=== Work to do ===
Look through the material and copy each line holding "Adult".

_____

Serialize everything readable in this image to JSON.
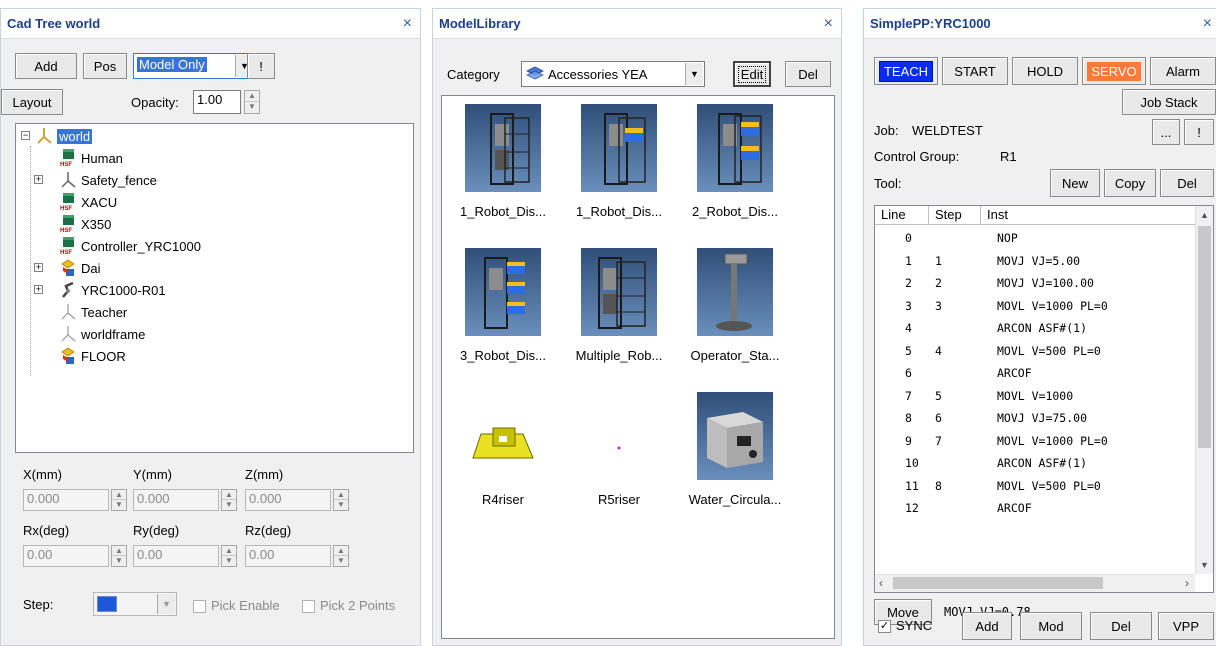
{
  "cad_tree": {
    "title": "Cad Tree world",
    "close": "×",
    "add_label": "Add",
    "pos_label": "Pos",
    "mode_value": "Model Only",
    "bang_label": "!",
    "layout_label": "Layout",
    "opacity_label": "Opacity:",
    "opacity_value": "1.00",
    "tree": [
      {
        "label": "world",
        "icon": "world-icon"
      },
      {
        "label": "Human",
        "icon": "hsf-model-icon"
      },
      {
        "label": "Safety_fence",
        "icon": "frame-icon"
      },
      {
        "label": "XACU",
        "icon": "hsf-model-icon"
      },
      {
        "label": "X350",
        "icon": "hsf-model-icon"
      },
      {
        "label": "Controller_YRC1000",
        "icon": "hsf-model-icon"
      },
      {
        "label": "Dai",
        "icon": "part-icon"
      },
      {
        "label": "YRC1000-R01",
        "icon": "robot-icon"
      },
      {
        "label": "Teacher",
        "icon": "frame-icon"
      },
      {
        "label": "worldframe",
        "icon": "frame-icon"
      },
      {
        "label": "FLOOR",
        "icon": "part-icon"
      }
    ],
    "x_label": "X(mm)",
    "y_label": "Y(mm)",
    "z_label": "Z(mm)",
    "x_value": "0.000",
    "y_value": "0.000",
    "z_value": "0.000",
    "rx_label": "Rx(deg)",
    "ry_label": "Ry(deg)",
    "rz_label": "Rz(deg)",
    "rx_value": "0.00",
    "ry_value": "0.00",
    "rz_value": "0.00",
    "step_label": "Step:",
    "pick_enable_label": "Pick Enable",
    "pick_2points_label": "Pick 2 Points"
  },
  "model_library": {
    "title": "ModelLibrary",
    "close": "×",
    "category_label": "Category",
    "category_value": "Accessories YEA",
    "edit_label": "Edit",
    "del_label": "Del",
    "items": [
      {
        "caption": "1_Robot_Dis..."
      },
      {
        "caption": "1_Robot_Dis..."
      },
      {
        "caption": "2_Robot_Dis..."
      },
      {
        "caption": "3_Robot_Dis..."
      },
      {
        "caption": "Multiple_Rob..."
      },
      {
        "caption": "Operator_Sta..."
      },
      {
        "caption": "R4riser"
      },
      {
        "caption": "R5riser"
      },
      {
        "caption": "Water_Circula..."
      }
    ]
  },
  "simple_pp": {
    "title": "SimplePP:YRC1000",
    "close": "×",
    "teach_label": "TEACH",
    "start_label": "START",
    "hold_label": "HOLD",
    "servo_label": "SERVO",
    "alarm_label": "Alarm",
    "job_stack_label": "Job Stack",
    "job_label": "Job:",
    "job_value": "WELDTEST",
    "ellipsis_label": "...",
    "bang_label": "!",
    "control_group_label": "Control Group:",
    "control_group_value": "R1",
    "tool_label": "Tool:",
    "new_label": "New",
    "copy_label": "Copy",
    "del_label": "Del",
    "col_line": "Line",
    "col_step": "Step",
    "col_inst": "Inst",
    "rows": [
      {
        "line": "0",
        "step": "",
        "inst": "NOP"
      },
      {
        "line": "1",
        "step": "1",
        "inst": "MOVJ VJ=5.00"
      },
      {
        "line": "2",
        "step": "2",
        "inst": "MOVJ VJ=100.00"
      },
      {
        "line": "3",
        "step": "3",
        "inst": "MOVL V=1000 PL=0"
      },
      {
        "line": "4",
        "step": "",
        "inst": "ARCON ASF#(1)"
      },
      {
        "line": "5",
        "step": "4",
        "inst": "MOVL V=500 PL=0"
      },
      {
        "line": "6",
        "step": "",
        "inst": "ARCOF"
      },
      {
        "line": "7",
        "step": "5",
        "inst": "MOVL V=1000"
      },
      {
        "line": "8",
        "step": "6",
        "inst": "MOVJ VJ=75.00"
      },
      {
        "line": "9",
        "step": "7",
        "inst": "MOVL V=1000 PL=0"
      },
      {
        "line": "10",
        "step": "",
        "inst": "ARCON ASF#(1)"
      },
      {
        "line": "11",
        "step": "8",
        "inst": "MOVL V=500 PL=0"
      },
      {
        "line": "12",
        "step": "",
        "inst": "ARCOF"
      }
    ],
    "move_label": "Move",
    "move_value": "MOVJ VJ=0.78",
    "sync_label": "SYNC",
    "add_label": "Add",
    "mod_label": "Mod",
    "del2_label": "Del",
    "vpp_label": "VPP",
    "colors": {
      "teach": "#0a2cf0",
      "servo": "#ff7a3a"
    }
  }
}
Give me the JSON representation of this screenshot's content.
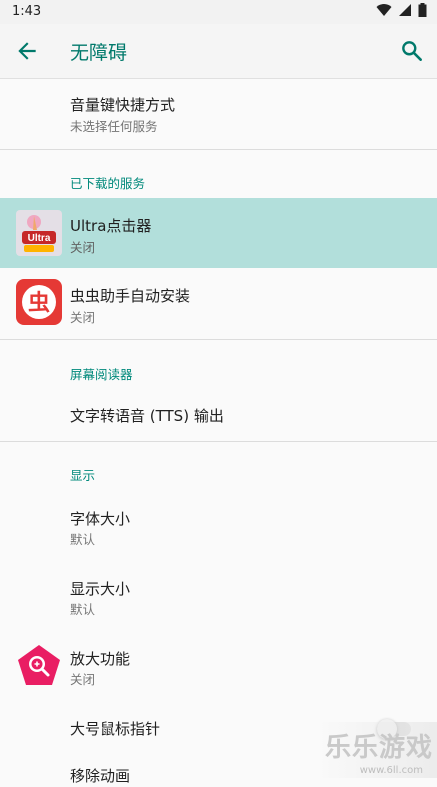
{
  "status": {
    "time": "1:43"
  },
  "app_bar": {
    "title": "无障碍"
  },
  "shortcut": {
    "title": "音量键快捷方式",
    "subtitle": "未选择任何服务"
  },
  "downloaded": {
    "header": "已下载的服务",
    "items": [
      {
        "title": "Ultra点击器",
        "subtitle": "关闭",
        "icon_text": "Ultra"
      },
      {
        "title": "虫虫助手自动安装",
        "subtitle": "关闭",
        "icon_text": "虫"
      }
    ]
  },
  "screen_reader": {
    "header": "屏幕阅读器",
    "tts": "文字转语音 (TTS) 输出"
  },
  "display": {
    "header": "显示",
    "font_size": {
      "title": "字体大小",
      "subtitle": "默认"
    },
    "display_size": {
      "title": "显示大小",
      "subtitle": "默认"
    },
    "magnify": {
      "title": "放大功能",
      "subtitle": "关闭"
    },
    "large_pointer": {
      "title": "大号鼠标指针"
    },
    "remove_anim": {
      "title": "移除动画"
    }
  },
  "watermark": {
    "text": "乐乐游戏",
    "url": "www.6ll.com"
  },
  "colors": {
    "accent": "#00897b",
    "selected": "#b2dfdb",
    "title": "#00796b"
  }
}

_____

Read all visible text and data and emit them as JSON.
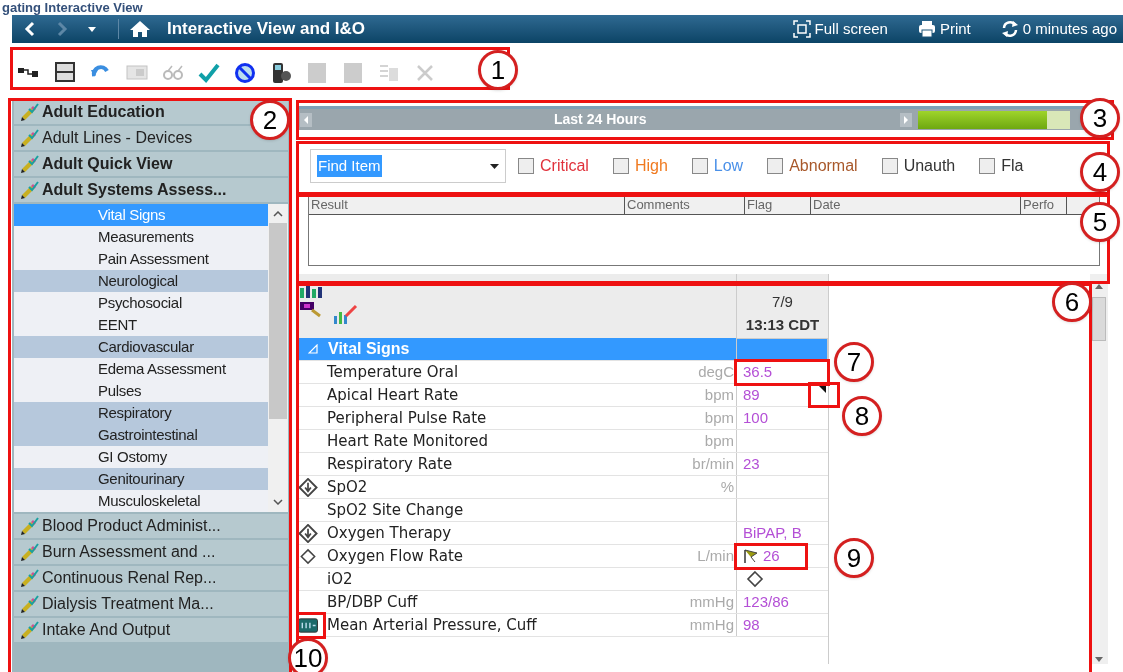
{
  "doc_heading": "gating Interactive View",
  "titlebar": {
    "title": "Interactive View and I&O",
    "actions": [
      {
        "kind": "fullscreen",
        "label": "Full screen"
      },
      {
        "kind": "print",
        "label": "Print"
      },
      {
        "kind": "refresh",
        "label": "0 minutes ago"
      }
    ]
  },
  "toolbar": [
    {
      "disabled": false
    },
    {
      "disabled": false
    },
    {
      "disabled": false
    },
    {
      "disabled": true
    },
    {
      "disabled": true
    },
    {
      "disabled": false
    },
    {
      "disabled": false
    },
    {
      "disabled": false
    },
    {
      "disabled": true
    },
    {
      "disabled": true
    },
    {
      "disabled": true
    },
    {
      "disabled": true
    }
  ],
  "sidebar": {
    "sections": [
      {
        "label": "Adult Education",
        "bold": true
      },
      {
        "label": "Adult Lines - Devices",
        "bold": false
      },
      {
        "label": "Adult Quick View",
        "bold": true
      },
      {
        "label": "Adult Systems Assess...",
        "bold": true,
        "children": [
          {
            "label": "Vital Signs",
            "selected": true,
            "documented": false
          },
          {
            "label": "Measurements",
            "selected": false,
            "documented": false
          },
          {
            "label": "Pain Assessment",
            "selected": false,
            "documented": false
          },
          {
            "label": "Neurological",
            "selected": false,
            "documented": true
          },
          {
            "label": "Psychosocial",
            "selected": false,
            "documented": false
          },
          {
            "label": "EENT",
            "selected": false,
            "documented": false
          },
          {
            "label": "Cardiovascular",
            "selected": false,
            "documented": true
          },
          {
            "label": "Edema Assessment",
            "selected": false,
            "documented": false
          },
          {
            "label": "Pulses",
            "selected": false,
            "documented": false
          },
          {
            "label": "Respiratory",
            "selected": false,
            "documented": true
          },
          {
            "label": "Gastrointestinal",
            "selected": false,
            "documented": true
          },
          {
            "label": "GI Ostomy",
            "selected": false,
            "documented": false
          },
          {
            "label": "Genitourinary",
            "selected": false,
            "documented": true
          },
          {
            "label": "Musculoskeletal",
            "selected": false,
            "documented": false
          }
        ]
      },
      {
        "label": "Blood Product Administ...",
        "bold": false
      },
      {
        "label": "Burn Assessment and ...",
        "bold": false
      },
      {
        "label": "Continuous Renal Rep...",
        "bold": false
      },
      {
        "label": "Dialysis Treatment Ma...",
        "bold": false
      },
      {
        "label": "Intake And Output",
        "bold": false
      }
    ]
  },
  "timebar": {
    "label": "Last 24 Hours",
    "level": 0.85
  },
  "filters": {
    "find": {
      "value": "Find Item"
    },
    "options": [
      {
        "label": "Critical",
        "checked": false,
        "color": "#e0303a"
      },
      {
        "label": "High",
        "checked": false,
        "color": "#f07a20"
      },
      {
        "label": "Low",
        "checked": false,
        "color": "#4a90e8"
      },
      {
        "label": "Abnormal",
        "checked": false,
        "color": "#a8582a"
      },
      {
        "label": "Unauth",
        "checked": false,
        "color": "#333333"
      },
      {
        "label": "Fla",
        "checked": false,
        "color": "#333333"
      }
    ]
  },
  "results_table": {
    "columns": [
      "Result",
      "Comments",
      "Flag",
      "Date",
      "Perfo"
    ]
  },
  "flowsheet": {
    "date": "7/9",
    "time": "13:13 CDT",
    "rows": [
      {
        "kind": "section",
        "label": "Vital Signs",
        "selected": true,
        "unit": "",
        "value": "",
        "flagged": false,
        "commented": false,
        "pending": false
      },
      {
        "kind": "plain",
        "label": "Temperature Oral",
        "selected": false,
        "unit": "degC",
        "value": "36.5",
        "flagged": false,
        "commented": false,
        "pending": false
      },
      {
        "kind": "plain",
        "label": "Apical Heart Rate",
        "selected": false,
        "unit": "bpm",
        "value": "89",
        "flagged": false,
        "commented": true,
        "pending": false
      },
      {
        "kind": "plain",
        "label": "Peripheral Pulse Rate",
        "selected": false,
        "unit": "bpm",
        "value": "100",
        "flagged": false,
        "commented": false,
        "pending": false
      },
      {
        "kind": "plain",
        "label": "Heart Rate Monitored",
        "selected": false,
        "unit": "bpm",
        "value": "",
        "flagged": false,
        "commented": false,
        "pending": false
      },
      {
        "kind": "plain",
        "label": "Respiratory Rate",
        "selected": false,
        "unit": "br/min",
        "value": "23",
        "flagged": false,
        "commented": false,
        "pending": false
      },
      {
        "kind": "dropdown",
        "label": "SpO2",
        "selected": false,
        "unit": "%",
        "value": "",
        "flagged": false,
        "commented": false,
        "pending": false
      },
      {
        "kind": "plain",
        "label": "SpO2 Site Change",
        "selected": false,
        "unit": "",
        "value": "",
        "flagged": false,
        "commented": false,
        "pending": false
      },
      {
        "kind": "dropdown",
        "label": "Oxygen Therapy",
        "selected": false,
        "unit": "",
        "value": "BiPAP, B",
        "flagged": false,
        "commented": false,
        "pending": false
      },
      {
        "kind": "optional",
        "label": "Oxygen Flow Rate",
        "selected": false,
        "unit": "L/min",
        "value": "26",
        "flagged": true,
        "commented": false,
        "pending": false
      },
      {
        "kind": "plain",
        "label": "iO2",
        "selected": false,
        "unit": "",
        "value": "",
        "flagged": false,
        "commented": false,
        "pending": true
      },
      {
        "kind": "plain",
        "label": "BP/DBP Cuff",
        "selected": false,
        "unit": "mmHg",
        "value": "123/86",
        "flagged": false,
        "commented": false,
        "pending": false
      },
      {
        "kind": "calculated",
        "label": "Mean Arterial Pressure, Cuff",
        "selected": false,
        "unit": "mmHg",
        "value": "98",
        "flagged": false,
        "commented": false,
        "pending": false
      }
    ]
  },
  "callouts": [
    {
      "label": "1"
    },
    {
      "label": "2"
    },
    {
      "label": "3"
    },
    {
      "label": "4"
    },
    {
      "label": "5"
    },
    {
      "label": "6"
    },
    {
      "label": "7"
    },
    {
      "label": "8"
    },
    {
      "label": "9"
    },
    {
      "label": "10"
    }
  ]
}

_____

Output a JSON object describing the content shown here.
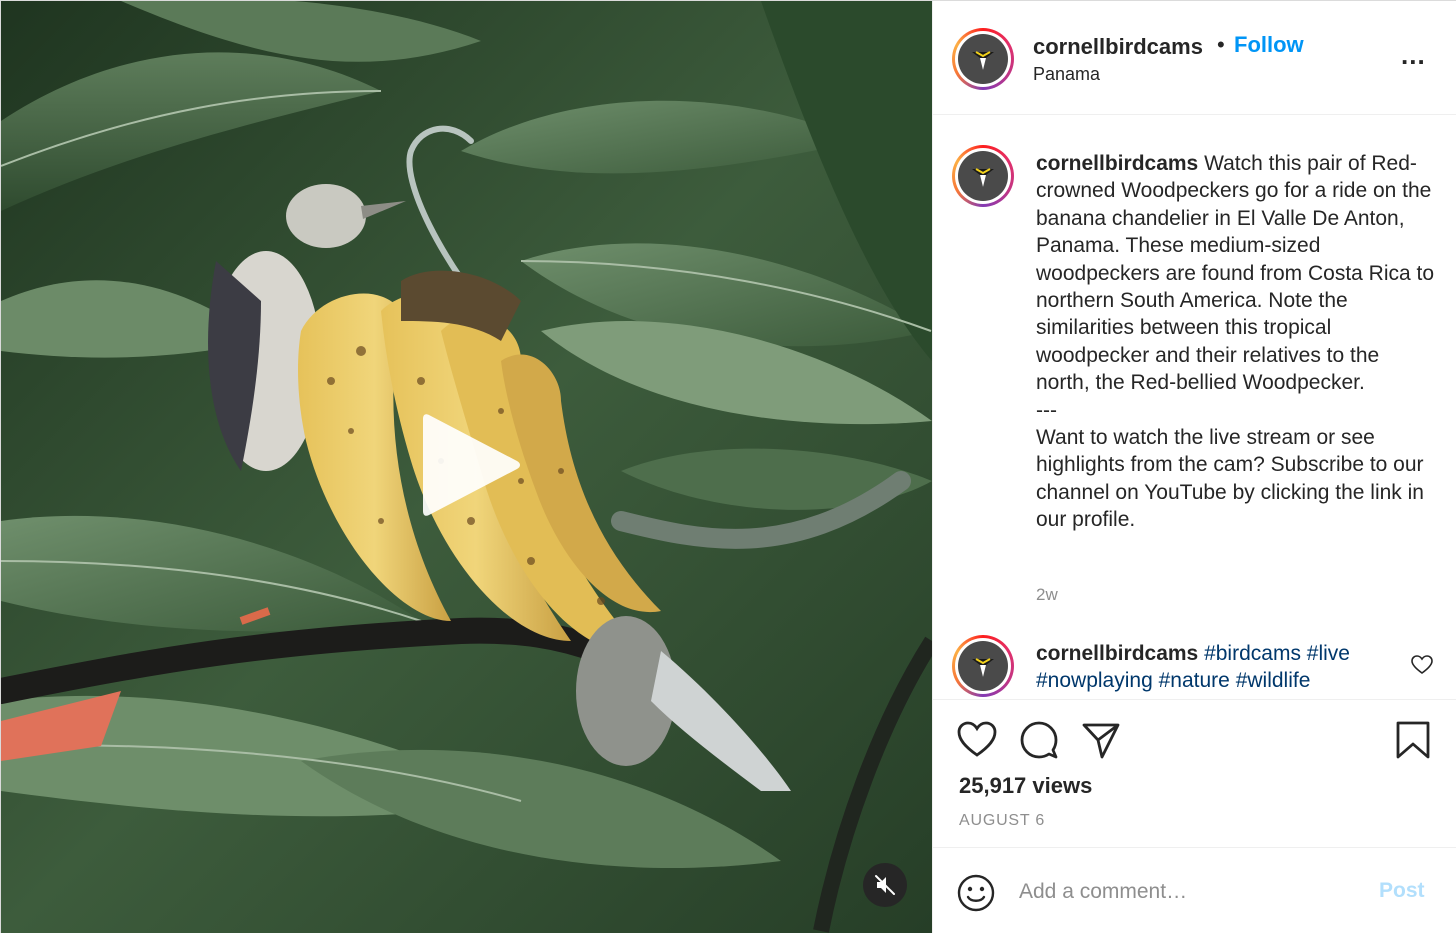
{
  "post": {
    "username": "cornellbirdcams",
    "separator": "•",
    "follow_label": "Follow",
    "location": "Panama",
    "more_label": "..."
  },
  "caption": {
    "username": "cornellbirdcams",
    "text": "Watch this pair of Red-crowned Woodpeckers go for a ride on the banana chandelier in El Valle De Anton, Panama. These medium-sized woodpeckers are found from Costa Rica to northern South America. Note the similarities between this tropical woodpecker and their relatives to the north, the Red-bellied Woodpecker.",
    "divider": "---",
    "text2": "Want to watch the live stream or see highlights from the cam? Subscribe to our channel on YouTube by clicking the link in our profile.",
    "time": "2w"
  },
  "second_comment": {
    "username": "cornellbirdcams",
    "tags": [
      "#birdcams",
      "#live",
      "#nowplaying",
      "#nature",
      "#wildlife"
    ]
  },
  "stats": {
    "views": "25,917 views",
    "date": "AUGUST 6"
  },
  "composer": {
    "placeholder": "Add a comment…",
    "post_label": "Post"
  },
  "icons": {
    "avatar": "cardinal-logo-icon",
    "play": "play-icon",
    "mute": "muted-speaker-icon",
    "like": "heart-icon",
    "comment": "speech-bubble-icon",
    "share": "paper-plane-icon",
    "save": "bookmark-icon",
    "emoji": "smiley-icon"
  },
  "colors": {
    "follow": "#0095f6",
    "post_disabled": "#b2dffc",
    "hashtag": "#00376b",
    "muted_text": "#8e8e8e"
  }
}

_____

=== Written response ===
        "label": "Adult Education",
        "label": "Adult Lines - Devices",
        "label": "Adult Quick View",
        "label": "Adult Systems Assess...",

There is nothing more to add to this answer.